### Directive
Reproduce each of the following entries line for line, without any changes.

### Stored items
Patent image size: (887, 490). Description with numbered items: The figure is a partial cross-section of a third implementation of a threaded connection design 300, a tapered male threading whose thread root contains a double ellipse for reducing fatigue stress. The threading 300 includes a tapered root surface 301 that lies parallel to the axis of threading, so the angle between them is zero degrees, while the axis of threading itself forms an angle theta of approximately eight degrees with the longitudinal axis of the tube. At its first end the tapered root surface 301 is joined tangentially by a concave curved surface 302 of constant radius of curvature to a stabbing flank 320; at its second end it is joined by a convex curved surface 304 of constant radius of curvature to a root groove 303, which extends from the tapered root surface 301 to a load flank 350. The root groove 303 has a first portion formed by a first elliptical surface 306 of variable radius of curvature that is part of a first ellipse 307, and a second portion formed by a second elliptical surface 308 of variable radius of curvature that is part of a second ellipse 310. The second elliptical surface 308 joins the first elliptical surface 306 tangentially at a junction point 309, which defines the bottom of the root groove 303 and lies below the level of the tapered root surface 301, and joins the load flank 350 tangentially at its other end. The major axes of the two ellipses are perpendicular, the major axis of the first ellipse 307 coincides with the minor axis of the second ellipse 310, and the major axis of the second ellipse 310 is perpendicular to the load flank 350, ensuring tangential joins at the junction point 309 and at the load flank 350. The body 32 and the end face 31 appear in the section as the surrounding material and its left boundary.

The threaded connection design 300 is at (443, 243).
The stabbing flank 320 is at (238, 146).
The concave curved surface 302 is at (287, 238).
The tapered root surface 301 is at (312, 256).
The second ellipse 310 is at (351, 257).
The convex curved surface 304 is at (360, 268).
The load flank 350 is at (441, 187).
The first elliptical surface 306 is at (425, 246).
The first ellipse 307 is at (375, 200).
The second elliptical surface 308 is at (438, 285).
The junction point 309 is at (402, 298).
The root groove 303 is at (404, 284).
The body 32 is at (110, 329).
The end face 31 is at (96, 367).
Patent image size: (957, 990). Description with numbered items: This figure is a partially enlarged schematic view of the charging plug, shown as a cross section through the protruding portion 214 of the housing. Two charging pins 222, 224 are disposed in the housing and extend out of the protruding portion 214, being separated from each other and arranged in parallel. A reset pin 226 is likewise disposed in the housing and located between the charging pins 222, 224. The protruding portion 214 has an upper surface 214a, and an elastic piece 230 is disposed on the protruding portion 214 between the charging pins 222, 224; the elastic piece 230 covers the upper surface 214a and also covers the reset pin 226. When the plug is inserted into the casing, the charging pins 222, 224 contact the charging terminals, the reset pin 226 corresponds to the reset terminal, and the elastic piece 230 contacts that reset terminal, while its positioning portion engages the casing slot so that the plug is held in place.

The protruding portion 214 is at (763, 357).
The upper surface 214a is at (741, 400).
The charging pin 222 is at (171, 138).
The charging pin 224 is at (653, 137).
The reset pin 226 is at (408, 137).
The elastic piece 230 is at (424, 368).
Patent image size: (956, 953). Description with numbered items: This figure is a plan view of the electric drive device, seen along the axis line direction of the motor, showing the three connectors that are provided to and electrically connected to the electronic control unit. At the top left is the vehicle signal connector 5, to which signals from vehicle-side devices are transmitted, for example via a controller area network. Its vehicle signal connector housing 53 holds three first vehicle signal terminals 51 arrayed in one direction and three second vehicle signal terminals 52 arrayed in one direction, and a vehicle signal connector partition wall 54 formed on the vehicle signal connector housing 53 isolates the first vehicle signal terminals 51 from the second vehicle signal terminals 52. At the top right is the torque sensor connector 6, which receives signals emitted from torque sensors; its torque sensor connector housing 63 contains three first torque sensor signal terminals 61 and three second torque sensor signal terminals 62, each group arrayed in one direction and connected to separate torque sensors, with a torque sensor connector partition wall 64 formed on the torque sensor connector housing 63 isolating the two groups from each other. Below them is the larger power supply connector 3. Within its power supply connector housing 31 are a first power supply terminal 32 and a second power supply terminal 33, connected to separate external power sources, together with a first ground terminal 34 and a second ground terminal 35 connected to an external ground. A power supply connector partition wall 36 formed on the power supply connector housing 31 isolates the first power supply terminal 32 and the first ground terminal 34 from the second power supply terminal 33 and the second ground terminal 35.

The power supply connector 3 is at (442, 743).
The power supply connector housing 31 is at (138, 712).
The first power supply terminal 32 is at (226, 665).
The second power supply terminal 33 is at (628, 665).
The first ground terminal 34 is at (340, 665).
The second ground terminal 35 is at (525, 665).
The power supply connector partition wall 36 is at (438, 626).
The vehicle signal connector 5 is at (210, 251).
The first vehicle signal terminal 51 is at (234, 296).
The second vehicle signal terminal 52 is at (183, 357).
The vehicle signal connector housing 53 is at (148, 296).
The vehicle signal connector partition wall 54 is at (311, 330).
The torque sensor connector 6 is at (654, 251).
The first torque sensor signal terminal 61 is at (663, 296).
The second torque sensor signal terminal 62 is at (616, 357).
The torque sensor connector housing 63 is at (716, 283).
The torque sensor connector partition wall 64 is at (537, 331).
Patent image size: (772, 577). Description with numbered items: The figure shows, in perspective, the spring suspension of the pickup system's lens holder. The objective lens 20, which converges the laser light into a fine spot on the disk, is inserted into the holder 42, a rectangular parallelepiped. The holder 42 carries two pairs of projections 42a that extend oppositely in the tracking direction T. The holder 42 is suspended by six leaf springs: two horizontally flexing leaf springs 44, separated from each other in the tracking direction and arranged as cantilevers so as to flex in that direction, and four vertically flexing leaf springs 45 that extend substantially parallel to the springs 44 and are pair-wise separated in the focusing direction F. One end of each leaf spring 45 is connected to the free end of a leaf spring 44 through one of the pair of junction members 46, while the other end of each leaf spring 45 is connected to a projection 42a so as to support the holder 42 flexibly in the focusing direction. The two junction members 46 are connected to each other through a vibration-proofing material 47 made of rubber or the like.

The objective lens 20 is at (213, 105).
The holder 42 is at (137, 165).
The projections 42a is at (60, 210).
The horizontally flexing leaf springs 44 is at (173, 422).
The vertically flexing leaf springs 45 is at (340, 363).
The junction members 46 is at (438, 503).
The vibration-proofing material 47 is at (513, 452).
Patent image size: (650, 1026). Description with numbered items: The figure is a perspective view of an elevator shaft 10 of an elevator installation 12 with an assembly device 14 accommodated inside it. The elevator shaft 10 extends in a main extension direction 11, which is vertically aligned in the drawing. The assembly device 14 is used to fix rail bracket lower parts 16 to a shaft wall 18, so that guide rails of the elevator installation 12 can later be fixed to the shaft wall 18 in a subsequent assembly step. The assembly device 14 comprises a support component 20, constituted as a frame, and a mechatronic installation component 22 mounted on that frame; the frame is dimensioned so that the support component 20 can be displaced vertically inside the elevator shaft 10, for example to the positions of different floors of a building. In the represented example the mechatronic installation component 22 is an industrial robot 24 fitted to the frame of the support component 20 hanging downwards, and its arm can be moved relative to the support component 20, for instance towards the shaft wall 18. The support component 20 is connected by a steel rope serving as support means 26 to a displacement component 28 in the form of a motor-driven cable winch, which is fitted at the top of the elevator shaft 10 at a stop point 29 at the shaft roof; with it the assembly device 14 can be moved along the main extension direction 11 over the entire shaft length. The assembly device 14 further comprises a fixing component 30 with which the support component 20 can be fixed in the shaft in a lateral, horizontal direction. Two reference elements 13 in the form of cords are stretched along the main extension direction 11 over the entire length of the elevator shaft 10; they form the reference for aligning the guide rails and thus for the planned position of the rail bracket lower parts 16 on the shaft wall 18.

### Task solution
Patent image size: (887, 490). Description with numbered items: The figure is a partial cross-section of a third implementation of a threaded connection design 300, a tapered male threading whose thread root contains a double ellipse for reducing fatigue stress. The threading 300 includes a tapered root surface 301 that lies parallel to the axis of threading, so the angle between them is zero degrees, while the axis of threading itself forms an angle theta of approximately eight degrees with the longitudinal axis of the tube. At its first end the tapered root surface 301 is joined tangentially by a concave curved surface 302 of constant radius of curvature to a stabbing flank 320; at its second end it is joined by a convex curved surface 304 of constant radius of curvature to a root groove 303, which extends from the tapered root surface 301 to a load flank 350. The root groove 303 has a first portion formed by a first elliptical surface 306 of variable radius of curvature that is part of a first ellipse 307, and a second portion formed by a second elliptical surface 308 of variable radius of curvature that is part of a second ellipse 310. The second elliptical surface 308 joins the first elliptical surface 306 tangentially at a junction point 309, which defines the bottom of the root groove 303 and lies below the level of the tapered root surface 301, and joins the load flank 350 tangentially at its other end. The major axes of the two ellipses are perpendicular, the major axis of the first ellipse 307 coincides with the minor axis of the second ellipse 310, and the major axis of the second ellipse 310 is perpendicular to the load flank 350, ensuring tangential joins at the junction point 309 and at the load flank 350. The body 32 and the end face 31 appear in the section as the surrounding material and its left boundary.

The threaded connection design 300 is at (443, 243).
The stabbing flank 320 is at (238, 146).
The concave curved surface 302 is at (287, 238).
The tapered root surface 301 is at (312, 256).
The second ellipse 310 is at (351, 257).
The convex curved surface 304 is at (360, 268).
The load flank 350 is at (441, 187).
The first elliptical surface 306 is at (425, 246).
The first ellipse 307 is at (375, 200).
The second elliptical surface 308 is at (438, 285).
The junction point 309 is at (402, 298).
The root groove 303 is at (404, 284).
The body 32 is at (110, 329).
The end face 31 is at (96, 367).
Patent image size: (957, 990). Description with numbered items: This figure is a partially enlarged schematic view of the charging plug, shown as a cross section through the protruding portion 214 of the housing. Two charging pins 222, 224 are disposed in the housing and extend out of the protruding portion 214, being separated from each other and arranged in parallel. A reset pin 226 is likewise disposed in the housing and located between the charging pins 222, 224. The protruding portion 214 has an upper surface 214a, and an elastic piece 230 is disposed on the protruding portion 214 between the charging pins 222, 224; the elastic piece 230 covers the upper surface 214a and also covers the reset pin 226. When the plug is inserted into the casing, the charging pins 222, 224 contact the charging terminals, the reset pin 226 corresponds to the reset terminal, and the elastic piece 230 contacts that reset terminal, while its positioning portion engages the casing slot so that the plug is held in place.

The protruding portion 214 is at (763, 357).
The upper surface 214a is at (741, 400).
The charging pin 222 is at (171, 138).
The charging pin 224 is at (653, 137).
The reset pin 226 is at (408, 137).
The elastic piece 230 is at (424, 368).
Patent image size: (956, 953). Description with numbered items: This figure is a plan view of the electric drive device, seen along the axis line direction of the motor, showing the three connectors that are provided to and electrically connected to the electronic control unit. At the top left is the vehicle signal connector 5, to which signals from vehicle-side devices are transmitted, for example via a controller area network. Its vehicle signal connector housing 53 holds three first vehicle signal terminals 51 arrayed in one direction and three second vehicle signal terminals 52 arrayed in one direction, and a vehicle signal connector partition wall 54 formed on the vehicle signal connector housing 53 isolates the first vehicle signal terminals 51 from the second vehicle signal terminals 52. At the top right is the torque sensor connector 6, which receives signals emitted from torque sensors; its torque sensor connector housing 63 contains three first torque sensor signal terminals 61 and three second torque sensor signal terminals 62, each group arrayed in one direction and connected to separate torque sensors, with a torque sensor connector partition wall 64 formed on the torque sensor connector housing 63 isolating the two groups from each other. Below them is the larger power supply connector 3. Within its power supply connector housing 31 are a first power supply terminal 32 and a second power supply terminal 33, connected to separate external power sources, together with a first ground terminal 34 and a second ground terminal 35 connected to an external ground. A power supply connector partition wall 36 formed on the power supply connector housing 31 isolates the first power supply terminal 32 and the first ground terminal 34 from the second power supply terminal 33 and the second ground terminal 35.

The power supply connector 3 is at (442, 743).
The power supply connector housing 31 is at (138, 712).
The first power supply terminal 32 is at (226, 665).
The second power supply terminal 33 is at (628, 665).
The first ground terminal 34 is at (340, 665).
The second ground terminal 35 is at (525, 665).
The power supply connector partition wall 36 is at (438, 626).
The vehicle signal connector 5 is at (210, 251).
The first vehicle signal terminal 51 is at (234, 296).
The second vehicle signal terminal 52 is at (183, 357).
The vehicle signal connector housing 53 is at (148, 296).
The vehicle signal connector partition wall 54 is at (311, 330).
The torque sensor connector 6 is at (654, 251).
The first torque sensor signal terminal 61 is at (663, 296).
The second torque sensor signal terminal 62 is at (616, 357).
The torque sensor connector housing 63 is at (716, 283).
The torque sensor connector partition wall 64 is at (537, 331).
Patent image size: (772, 577). Description with numbered items: The figure shows, in perspective, the spring suspension of the pickup system's lens holder. The objective lens 20, which converges the laser light into a fine spot on the disk, is inserted into the holder 42, a rectangular parallelepiped. The holder 42 carries two pairs of projections 42a that extend oppositely in the tracking direction T. The holder 42 is suspended by six leaf springs: two horizontally flexing leaf springs 44, separated from each other in the tracking direction and arranged as cantilevers so as to flex in that direction, and four vertically flexing leaf springs 45 that extend substantially parallel to the springs 44 and are pair-wise separated in the focusing direction F. One end of each leaf spring 45 is connected to the free end of a leaf spring 44 through one of the pair of junction members 46, while the other end of each leaf spring 45 is connected to a projection 42a so as to support the holder 42 flexibly in the focusing direction. The two junction members 46 are connected to each other through a vibration-proofing material 47 made of rubber or the like.

The objective lens 20 is at (213, 105).
The holder 42 is at (137, 165).
The projections 42a is at (60, 210).
The horizontally flexing leaf springs 44 is at (173, 422).
The vertically flexing leaf springs 45 is at (340, 363).
The junction members 46 is at (438, 503).
The vibration-proofing material 47 is at (513, 452).
Patent image size: (650, 1026). Description with numbered items: The figure is a perspective view of an elevator shaft 10 of an elevator installation 12 with an assembly device 14 accommodated inside it. The elevator shaft 10 extends in a main extension direction 11, which is vertically aligned in the drawing. The assembly device 14 is used to fix rail bracket lower parts 16 to a shaft wall 18, so that guide rails of the elevator installation 12 can later be fixed to the shaft wall 18 in a subsequent assembly step. The assembly device 14 comprises a support component 20, constituted as a frame, and a mechatronic installation component 22 mounted on that frame; the frame is dimensioned so that the support component 20 can be displaced vertically inside the elevator shaft 10, for example to the positions of different floors of a building. In the represented example the mechatronic installation component 22 is an industrial robot 24 fitted to the frame of the support component 20 hanging downwards, and its arm can be moved relative to the support component 20, for instance towards the shaft wall 18. The support component 20 is connected by a steel rope serving as support means 26 to a displacement component 28 in the form of a motor-driven cable winch, which is fitted at the top of the elevator shaft 10 at a stop point 29 at the shaft roof; with it the assembly device 14 can be moved along the main extension direction 11 over the entire shaft length. The assembly device 14 further comprises a fixing component 30 with which the support component 20 can be fixed in the shaft in a lateral, horizontal direction. Two reference elements 13 in the form of cords are stretched along the main extension direction 11 over the entire length of the elevator shaft 10; they form the reference for aligning the guide rails and thus for the planned position of the rail bracket lower parts 16 on the shaft wall 18.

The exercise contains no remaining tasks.